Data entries
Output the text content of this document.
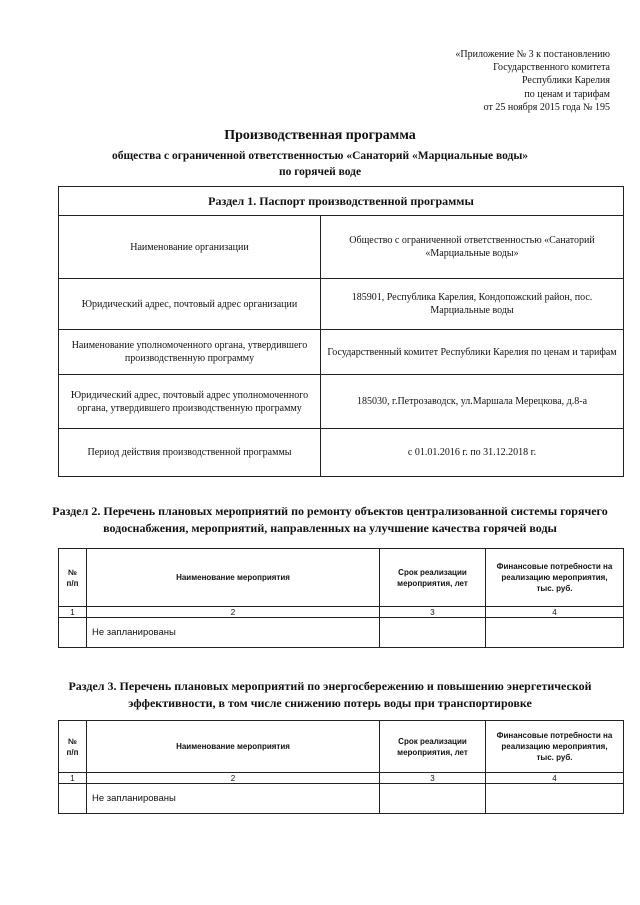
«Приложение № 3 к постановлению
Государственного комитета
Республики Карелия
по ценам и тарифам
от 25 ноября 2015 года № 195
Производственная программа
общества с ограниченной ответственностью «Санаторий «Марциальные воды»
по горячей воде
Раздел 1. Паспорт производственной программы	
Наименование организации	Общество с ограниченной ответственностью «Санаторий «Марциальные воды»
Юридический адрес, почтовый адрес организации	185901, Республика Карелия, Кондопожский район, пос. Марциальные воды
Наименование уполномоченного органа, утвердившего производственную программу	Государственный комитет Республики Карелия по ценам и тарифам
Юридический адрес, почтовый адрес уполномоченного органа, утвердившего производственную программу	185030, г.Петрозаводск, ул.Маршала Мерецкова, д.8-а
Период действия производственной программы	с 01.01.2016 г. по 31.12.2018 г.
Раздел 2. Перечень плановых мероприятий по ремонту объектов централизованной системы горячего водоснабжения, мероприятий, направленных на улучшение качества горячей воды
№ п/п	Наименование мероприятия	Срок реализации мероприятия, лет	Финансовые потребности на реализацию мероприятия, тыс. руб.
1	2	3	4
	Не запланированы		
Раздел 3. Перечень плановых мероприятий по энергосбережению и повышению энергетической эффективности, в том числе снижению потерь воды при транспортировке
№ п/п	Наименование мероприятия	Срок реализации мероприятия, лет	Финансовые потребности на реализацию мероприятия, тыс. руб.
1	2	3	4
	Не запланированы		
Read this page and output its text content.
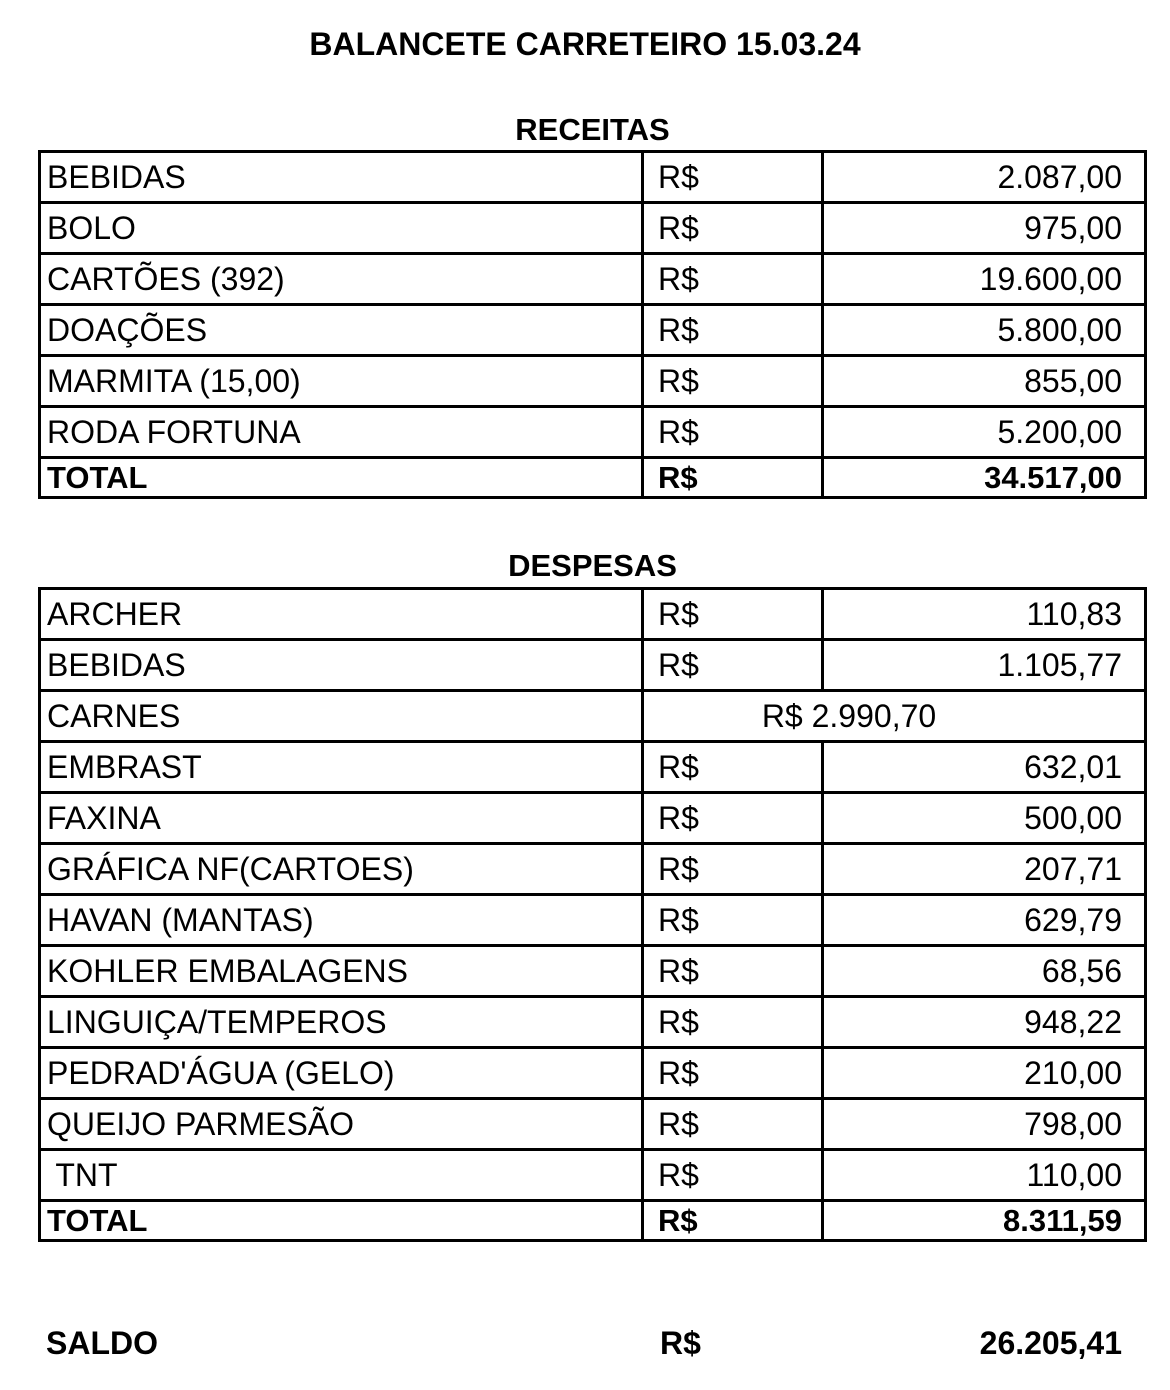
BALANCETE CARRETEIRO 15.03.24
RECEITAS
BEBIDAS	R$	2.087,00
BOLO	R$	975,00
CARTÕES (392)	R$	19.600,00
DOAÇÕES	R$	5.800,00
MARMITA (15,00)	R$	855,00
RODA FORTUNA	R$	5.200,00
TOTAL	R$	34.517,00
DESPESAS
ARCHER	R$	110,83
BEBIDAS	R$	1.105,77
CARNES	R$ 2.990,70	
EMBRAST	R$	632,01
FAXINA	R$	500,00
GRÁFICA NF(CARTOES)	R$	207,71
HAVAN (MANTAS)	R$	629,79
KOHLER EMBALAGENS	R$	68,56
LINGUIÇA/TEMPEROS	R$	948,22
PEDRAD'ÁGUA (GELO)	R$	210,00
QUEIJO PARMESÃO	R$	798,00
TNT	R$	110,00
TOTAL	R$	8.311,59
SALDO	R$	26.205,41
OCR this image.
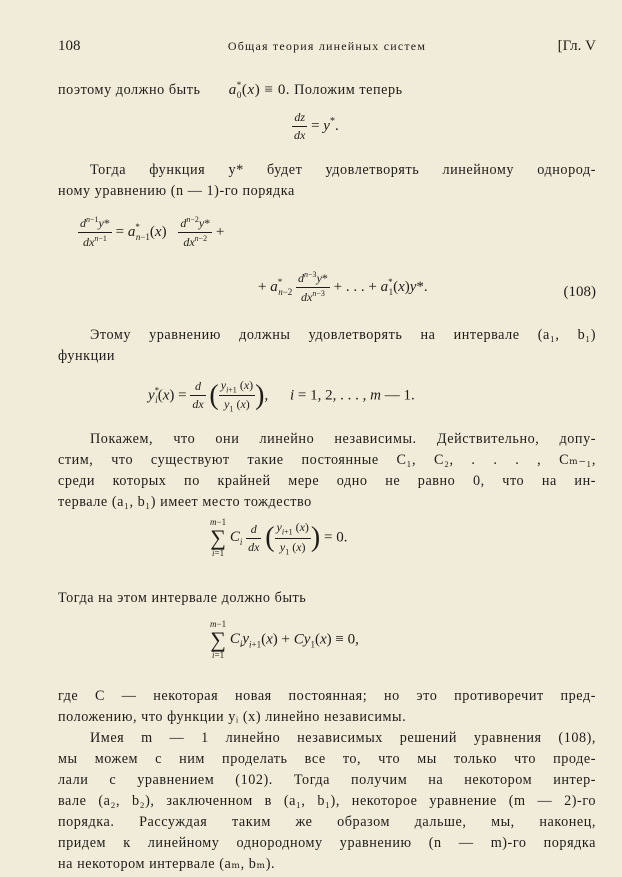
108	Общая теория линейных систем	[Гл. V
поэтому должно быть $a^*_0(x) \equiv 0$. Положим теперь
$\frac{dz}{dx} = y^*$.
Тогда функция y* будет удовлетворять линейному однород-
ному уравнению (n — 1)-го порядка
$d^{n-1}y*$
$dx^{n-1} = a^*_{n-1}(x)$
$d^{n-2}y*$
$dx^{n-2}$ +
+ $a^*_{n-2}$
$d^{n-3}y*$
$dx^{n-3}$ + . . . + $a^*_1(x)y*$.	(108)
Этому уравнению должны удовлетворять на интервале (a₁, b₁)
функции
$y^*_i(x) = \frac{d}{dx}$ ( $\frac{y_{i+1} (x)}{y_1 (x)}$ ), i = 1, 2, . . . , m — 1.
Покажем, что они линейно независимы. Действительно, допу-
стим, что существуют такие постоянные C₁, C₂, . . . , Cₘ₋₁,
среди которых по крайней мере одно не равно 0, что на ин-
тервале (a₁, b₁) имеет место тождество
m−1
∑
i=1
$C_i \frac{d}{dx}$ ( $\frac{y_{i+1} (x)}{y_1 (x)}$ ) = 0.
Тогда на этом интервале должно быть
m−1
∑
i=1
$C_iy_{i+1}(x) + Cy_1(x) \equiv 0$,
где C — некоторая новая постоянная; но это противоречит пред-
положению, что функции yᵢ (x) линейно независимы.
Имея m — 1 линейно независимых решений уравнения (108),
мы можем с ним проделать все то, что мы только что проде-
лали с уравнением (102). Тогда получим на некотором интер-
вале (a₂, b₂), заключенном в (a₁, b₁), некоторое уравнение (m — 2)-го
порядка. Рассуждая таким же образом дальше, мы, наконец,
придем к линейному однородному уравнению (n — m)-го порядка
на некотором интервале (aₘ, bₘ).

> _Exercise task_: Collect each line above holding the string "ценам".

> _Answer in full_:
по ценам и тарифам
Наименование уполномоченного органа, утвердившего производственную программу	Государственный комитет Республики Карелия по ценам и тарифам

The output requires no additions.